═════ PROVIDED INFORMATION

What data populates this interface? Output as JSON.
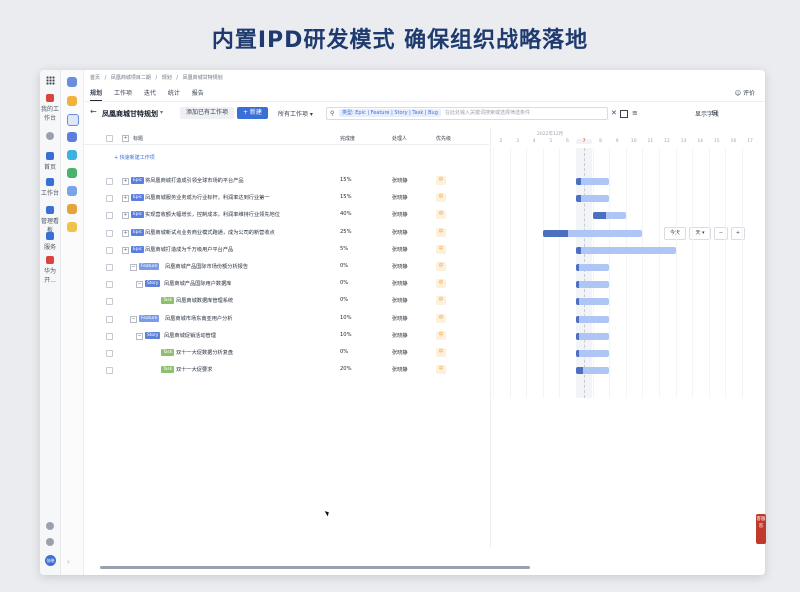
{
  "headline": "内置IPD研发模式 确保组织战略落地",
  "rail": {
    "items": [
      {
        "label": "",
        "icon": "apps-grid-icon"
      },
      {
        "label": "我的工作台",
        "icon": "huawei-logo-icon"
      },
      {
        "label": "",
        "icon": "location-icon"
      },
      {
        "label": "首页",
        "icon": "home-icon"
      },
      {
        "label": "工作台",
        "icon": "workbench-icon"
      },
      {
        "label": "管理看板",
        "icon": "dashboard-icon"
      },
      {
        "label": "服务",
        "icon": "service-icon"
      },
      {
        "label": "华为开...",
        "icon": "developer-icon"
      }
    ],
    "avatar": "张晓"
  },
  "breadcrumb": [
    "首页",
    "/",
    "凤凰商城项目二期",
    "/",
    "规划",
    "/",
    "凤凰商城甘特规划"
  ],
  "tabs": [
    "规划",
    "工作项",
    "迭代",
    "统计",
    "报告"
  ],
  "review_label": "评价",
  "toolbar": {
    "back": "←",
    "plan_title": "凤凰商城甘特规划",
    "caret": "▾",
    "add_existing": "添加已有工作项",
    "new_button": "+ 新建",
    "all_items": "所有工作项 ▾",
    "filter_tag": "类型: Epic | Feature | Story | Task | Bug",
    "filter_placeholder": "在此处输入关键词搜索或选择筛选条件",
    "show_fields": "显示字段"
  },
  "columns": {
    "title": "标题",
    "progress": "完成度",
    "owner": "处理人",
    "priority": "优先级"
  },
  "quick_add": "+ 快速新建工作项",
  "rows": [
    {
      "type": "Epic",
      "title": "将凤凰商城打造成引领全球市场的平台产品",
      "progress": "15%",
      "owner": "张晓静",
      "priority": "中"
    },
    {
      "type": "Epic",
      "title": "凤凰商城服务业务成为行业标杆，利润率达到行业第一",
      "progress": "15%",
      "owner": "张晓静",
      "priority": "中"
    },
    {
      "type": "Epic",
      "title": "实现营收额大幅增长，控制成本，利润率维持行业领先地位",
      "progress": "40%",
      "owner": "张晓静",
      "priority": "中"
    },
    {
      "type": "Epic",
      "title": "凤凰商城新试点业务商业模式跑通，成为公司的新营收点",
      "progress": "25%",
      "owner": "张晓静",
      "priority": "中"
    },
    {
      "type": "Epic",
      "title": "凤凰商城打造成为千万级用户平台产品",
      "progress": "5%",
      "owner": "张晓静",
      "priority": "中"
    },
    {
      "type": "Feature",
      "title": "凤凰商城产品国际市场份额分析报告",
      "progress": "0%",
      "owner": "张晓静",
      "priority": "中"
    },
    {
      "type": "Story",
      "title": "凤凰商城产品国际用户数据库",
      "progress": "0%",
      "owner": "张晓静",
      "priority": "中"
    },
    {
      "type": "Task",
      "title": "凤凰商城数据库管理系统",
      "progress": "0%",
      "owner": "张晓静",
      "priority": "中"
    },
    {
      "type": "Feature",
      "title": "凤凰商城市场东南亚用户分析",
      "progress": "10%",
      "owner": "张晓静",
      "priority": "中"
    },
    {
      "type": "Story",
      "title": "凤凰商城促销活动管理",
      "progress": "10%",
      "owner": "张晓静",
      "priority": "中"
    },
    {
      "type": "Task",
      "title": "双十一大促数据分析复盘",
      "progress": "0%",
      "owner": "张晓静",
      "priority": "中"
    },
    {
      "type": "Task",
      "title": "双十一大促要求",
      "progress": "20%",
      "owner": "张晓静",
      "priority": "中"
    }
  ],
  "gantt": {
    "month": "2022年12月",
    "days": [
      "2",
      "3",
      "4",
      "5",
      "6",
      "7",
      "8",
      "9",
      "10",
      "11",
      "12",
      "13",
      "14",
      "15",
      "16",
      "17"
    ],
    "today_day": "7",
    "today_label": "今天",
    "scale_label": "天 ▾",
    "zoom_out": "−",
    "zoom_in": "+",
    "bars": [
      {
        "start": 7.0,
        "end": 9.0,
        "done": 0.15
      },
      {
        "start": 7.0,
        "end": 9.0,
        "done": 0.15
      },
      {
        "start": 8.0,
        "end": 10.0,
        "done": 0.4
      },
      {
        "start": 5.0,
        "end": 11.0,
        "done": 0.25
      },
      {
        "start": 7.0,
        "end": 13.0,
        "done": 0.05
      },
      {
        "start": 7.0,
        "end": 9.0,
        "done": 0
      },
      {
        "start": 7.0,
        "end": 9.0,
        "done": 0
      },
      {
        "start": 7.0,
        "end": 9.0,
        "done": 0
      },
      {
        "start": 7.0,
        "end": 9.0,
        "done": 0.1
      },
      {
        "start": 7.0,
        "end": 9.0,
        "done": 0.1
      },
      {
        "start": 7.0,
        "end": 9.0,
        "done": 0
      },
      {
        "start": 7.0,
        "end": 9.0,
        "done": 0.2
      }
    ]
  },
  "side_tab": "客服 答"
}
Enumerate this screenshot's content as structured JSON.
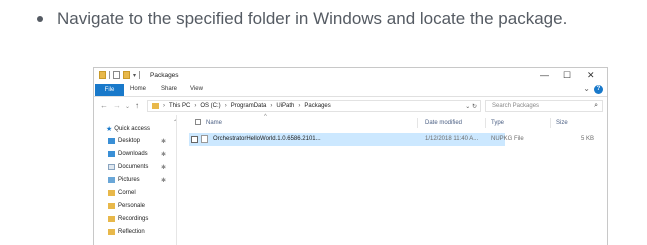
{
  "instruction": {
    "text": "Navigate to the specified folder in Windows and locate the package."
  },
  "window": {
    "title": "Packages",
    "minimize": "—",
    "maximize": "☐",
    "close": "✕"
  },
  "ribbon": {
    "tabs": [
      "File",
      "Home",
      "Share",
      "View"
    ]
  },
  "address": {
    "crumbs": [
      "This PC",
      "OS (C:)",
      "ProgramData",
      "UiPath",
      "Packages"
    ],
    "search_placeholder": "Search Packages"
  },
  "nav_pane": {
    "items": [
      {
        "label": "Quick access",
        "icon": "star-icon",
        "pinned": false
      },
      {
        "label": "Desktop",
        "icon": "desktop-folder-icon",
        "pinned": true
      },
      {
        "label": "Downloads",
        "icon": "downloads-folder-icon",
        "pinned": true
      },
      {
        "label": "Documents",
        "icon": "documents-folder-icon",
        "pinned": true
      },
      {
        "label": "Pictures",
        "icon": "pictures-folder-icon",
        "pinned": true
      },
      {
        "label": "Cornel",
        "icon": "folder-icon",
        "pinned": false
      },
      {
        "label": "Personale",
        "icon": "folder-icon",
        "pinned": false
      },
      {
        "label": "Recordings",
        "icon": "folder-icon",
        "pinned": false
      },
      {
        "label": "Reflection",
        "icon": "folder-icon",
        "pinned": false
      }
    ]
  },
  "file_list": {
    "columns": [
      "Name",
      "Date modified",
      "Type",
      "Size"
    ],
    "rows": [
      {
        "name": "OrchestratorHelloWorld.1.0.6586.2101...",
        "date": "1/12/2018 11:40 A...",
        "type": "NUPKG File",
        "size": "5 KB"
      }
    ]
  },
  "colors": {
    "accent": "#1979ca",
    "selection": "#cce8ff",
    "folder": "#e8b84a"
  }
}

══════════

◆ REQUIRED WORK:
Each record above must be returned exactly as written, with its pictures omitted.

◆ EXERCISE RESULT:
What data populates this interface? Output as JSON.
{
  "headline": "内置IPD研发模式 确保组织战略落地",
  "rail": {
    "items": [
      {
        "label": "",
        "icon": "apps-grid-icon"
      },
      {
        "label": "我的工作台",
        "icon": "huawei-logo-icon"
      },
      {
        "label": "",
        "icon": "location-icon"
      },
      {
        "label": "首页",
        "icon": "home-icon"
      },
      {
        "label": "工作台",
        "icon": "workbench-icon"
      },
      {
        "label": "管理看板",
        "icon": "dashboard-icon"
      },
      {
        "label": "服务",
        "icon": "service-icon"
      },
      {
        "label": "华为开...",
        "icon": "developer-icon"
      }
    ],
    "avatar": "张晓"
  },
  "breadcrumb": [
    "首页",
    "/",
    "凤凰商城项目二期",
    "/",
    "规划",
    "/",
    "凤凰商城甘特规划"
  ],
  "tabs": [
    "规划",
    "工作项",
    "迭代",
    "统计",
    "报告"
  ],
  "review_label": "评价",
  "toolbar": {
    "back": "←",
    "plan_title": "凤凰商城甘特规划",
    "caret": "▾",
    "add_existing": "添加已有工作项",
    "new_button": "+ 新建",
    "all_items": "所有工作项 ▾",
    "filter_tag": "类型: Epic | Feature | Story | Task | Bug",
    "filter_placeholder": "在此处输入关键词搜索或选择筛选条件",
    "show_fields": "显示字段"
  },
  "columns": {
    "title": "标题",
    "progress": "完成度",
    "owner": "处理人",
    "priority": "优先级"
  },
  "quick_add": "+ 快速新建工作项",
  "rows": [
    {
      "type": "Epic",
      "title": "将凤凰商城打造成引领全球市场的平台产品",
      "progress": "15%",
      "owner": "张晓静",
      "priority": "中"
    },
    {
      "type": "Epic",
      "title": "凤凰商城服务业务成为行业标杆，利润率达到行业第一",
      "progress": "15%",
      "owner": "张晓静",
      "priority": "中"
    },
    {
      "type": "Epic",
      "title": "实现营收额大幅增长，控制成本，利润率维持行业领先地位",
      "progress": "40%",
      "owner": "张晓静",
      "priority": "中"
    },
    {
      "type": "Epic",
      "title": "凤凰商城新试点业务商业模式跑通，成为公司的新营收点",
      "progress": "25%",
      "owner": "张晓静",
      "priority": "中"
    },
    {
      "type": "Epic",
      "title": "凤凰商城打造成为千万级用户平台产品",
      "progress": "5%",
      "owner": "张晓静",
      "priority": "中"
    },
    {
      "type": "Feature",
      "title": "凤凰商城产品国际市场份额分析报告",
      "progress": "0%",
      "owner": "张晓静",
      "priority": "中"
    },
    {
      "type": "Story",
      "title": "凤凰商城产品国际用户数据库",
      "progress": "0%",
      "owner": "张晓静",
      "priority": "中"
    },
    {
      "type": "Task",
      "title": "凤凰商城数据库管理系统",
      "progress": "0%",
      "owner": "张晓静",
      "priority": "中"
    },
    {
      "type": "Feature",
      "title": "凤凰商城市场东南亚用户分析",
      "progress": "10%",
      "owner": "张晓静",
      "priority": "中"
    },
    {
      "type": "Story",
      "title": "凤凰商城促销活动管理",
      "progress": "10%",
      "owner": "张晓静",
      "priority": "中"
    },
    {
      "type": "Task",
      "title": "双十一大促数据分析复盘",
      "progress": "0%",
      "owner": "张晓静",
      "priority": "中"
    },
    {
      "type": "Task",
      "title": "双十一大促要求",
      "progress": "20%",
      "owner": "张晓静",
      "priority": "中"
    }
  ],
  "gantt": {
    "month": "2022年12月",
    "days": [
      "2",
      "3",
      "4",
      "5",
      "6",
      "7",
      "8",
      "9",
      "10",
      "11",
      "12",
      "13",
      "14",
      "15",
      "16",
      "17"
    ],
    "today_day": "7",
    "today_label": "今天",
    "scale_label": "天 ▾",
    "zoom_out": "−",
    "zoom_in": "+",
    "bars": [
      {
        "start": 7.0,
        "end": 9.0,
        "done": 0.15
      },
      {
        "start": 7.0,
        "end": 9.0,
        "done": 0.15
      },
      {
        "start": 8.0,
        "end": 10.0,
        "done": 0.4
      },
      {
        "start": 5.0,
        "end": 11.0,
        "done": 0.25
      },
      {
        "start": 7.0,
        "end": 13.0,
        "done": 0.05
      },
      {
        "start": 7.0,
        "end": 9.0,
        "done": 0
      },
      {
        "start": 7.0,
        "end": 9.0,
        "done": 0
      },
      {
        "start": 7.0,
        "end": 9.0,
        "done": 0
      },
      {
        "start": 7.0,
        "end": 9.0,
        "done": 0.1
      },
      {
        "start": 7.0,
        "end": 9.0,
        "done": 0.1
      },
      {
        "start": 7.0,
        "end": 9.0,
        "done": 0
      },
      {
        "start": 7.0,
        "end": 9.0,
        "done": 0.2
      }
    ]
  },
  "side_tab": "客服 答"
}
Enumerate this screenshot's content as structured JSON.
{
  "instruction": {
    "text": "Navigate to the specified folder in Windows and locate the package."
  },
  "window": {
    "title": "Packages",
    "minimize": "—",
    "maximize": "☐",
    "close": "✕"
  },
  "ribbon": {
    "tabs": [
      "File",
      "Home",
      "Share",
      "View"
    ]
  },
  "address": {
    "crumbs": [
      "This PC",
      "OS (C:)",
      "ProgramData",
      "UiPath",
      "Packages"
    ],
    "search_placeholder": "Search Packages"
  },
  "nav_pane": {
    "items": [
      {
        "label": "Quick access",
        "icon": "star-icon",
        "pinned": false
      },
      {
        "label": "Desktop",
        "icon": "desktop-folder-icon",
        "pinned": true
      },
      {
        "label": "Downloads",
        "icon": "downloads-folder-icon",
        "pinned": true
      },
      {
        "label": "Documents",
        "icon": "documents-folder-icon",
        "pinned": true
      },
      {
        "label": "Pictures",
        "icon": "pictures-folder-icon",
        "pinned": true
      },
      {
        "label": "Cornel",
        "icon": "folder-icon",
        "pinned": false
      },
      {
        "label": "Personale",
        "icon": "folder-icon",
        "pinned": false
      },
      {
        "label": "Recordings",
        "icon": "folder-icon",
        "pinned": false
      },
      {
        "label": "Reflection",
        "icon": "folder-icon",
        "pinned": false
      }
    ]
  },
  "file_list": {
    "columns": [
      "Name",
      "Date modified",
      "Type",
      "Size"
    ],
    "rows": [
      {
        "name": "OrchestratorHelloWorld.1.0.6586.2101...",
        "date": "1/12/2018 11:40 A...",
        "type": "NUPKG File",
        "size": "5 KB"
      }
    ]
  },
  "colors": {
    "accent": "#1979ca",
    "selection": "#cce8ff",
    "folder": "#e8b84a"
  }
}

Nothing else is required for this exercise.